» **DIRECTIONS**
Find the line that contains "Output the text content of this document." in the entries below. Output it and each later line exactly, and nothing else.
start EXERCISE DATA
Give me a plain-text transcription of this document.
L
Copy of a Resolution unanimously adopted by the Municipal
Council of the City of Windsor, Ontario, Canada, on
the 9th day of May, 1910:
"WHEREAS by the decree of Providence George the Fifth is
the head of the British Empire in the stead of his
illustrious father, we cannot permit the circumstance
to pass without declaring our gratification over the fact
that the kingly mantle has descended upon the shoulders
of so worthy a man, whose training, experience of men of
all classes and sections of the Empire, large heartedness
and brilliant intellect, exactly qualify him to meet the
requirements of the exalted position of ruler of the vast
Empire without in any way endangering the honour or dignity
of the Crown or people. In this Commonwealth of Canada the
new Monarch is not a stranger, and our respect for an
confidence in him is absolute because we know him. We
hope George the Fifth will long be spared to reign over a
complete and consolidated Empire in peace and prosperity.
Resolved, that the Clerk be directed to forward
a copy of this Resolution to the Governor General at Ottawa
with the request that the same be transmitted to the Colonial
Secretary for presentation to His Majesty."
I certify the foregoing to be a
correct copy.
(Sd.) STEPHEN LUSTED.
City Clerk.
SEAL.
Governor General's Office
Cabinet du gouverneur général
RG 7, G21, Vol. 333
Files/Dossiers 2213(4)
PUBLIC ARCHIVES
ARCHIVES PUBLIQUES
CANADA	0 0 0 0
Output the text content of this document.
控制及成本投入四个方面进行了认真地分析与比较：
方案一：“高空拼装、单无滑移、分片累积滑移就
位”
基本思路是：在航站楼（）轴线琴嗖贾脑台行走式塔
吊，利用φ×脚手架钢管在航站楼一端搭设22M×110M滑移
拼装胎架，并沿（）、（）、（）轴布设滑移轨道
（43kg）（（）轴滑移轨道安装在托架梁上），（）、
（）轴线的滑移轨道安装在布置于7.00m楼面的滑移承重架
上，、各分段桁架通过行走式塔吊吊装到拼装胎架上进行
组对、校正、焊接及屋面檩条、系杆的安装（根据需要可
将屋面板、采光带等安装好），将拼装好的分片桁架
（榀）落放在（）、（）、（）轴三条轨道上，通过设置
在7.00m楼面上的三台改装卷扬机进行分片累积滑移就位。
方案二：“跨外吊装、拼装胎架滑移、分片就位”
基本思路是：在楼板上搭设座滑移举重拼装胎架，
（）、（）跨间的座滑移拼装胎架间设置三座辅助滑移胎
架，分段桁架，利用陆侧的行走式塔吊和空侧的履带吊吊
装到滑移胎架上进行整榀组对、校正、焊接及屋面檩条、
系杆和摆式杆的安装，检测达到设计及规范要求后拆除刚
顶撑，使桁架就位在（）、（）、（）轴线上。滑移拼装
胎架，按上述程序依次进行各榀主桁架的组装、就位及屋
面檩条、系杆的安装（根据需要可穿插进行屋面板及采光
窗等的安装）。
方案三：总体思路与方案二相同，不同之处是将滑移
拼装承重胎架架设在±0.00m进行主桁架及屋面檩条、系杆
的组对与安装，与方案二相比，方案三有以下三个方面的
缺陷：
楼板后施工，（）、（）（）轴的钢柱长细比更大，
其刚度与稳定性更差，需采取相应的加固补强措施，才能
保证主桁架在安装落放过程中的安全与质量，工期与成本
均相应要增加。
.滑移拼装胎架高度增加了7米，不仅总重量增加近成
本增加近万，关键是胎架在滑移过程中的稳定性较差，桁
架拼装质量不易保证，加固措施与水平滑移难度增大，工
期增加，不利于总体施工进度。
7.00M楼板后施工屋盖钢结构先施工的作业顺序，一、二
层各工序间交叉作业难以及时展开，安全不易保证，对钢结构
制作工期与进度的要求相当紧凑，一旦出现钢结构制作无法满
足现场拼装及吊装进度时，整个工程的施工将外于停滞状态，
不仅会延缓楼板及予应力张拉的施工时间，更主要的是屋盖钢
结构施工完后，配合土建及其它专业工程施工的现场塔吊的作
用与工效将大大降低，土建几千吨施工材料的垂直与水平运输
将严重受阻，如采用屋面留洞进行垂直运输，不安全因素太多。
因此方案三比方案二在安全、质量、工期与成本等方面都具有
end EXERCISE DATA
» **WRITTEN ANSWER**
Output the text content of this document.
控制及成本投入四个方面进行了认真地分析与比较：
方案一：“高空拼装、单无滑移、分片累积滑移就
位”
基本思路是：在航站楼（）轴线琴嗖贾脑台行走式塔
吊，利用φ×脚手架钢管在航站楼一端搭设22M×110M滑移
拼装胎架，并沿（）、（）、（）轴布设滑移轨道
（43kg）（（）轴滑移轨道安装在托架梁上），（）、
（）轴线的滑移轨道安装在布置于7.00m楼面的滑移承重架
上，、各分段桁架通过行走式塔吊吊装到拼装胎架上进行
组对、校正、焊接及屋面檩条、系杆的安装（根据需要可
将屋面板、采光带等安装好），将拼装好的分片桁架
（榀）落放在（）、（）、（）轴三条轨道上，通过设置
在7.00m楼面上的三台改装卷扬机进行分片累积滑移就位。
方案二：“跨外吊装、拼装胎架滑移、分片就位”
基本思路是：在楼板上搭设座滑移举重拼装胎架，
（）、（）跨间的座滑移拼装胎架间设置三座辅助滑移胎
架，分段桁架，利用陆侧的行走式塔吊和空侧的履带吊吊
装到滑移胎架上进行整榀组对、校正、焊接及屋面檩条、
系杆和摆式杆的安装，检测达到设计及规范要求后拆除刚
顶撑，使桁架就位在（）、（）、（）轴线上。滑移拼装
胎架，按上述程序依次进行各榀主桁架的组装、就位及屋
面檩条、系杆的安装（根据需要可穿插进行屋面板及采光
窗等的安装）。
方案三：总体思路与方案二相同，不同之处是将滑移
拼装承重胎架架设在±0.00m进行主桁架及屋面檩条、系杆
的组对与安装，与方案二相比，方案三有以下三个方面的
缺陷：
楼板后施工，（）、（）（）轴的钢柱长细比更大，
其刚度与稳定性更差，需采取相应的加固补强措施，才能
保证主桁架在安装落放过程中的安全与质量，工期与成本
均相应要增加。
.滑移拼装胎架高度增加了7米，不仅总重量增加近成
本增加近万，关键是胎架在滑移过程中的稳定性较差，桁
架拼装质量不易保证，加固措施与水平滑移难度增大，工
期增加，不利于总体施工进度。
7.00M楼板后施工屋盖钢结构先施工的作业顺序，一、二
层各工序间交叉作业难以及时展开，安全不易保证，对钢结构
制作工期与进度的要求相当紧凑，一旦出现钢结构制作无法满
足现场拼装及吊装进度时，整个工程的施工将外于停滞状态，
不仅会延缓楼板及予应力张拉的施工时间，更主要的是屋盖钢
结构施工完后，配合土建及其它专业工程施工的现场塔吊的作
用与工效将大大降低，土建几千吨施工材料的垂直与水平运输
将严重受阻，如采用屋面留洞进行垂直运输，不安全因素太多。
因此方案三比方案二在安全、质量、工期与成本等方面都具有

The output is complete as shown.